### What you should do
From the entries below, copy every line where the string "дополнить" appears.

### Dataset extract
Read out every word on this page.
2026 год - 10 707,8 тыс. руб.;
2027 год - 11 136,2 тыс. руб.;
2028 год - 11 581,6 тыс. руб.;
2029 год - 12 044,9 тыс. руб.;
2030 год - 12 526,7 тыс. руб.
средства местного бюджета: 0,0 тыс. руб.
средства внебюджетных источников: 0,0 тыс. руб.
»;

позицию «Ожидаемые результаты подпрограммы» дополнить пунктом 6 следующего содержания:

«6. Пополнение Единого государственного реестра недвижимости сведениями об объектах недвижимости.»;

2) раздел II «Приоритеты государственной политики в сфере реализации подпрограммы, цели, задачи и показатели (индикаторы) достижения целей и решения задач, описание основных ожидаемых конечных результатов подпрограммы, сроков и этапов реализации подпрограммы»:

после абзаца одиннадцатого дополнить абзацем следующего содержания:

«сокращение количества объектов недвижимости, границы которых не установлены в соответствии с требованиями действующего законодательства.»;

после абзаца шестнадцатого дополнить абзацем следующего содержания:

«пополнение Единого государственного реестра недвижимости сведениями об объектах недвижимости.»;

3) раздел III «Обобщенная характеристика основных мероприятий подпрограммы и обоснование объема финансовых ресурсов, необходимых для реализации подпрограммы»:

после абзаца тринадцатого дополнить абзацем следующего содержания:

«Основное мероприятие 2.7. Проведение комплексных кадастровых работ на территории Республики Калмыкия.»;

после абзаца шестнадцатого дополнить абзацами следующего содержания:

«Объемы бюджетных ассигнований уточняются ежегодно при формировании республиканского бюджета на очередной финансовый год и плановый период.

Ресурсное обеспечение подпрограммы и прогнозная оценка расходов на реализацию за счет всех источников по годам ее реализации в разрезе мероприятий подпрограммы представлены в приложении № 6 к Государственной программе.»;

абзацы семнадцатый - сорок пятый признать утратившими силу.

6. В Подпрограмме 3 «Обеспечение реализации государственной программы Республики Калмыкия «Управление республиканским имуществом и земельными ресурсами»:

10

### Exercise result
позицию «Ожидаемые результаты подпрограммы» дополнить пунктом 6 следующего содержания:
после абзаца одиннадцатого дополнить абзацем следующего содержания:
после абзаца шестнадцатого дополнить абзацем следующего содержания:
после абзаца тринадцатого дополнить абзацем следующего содержания:
после абзаца шестнадцатого дополнить абзацами следующего содержания:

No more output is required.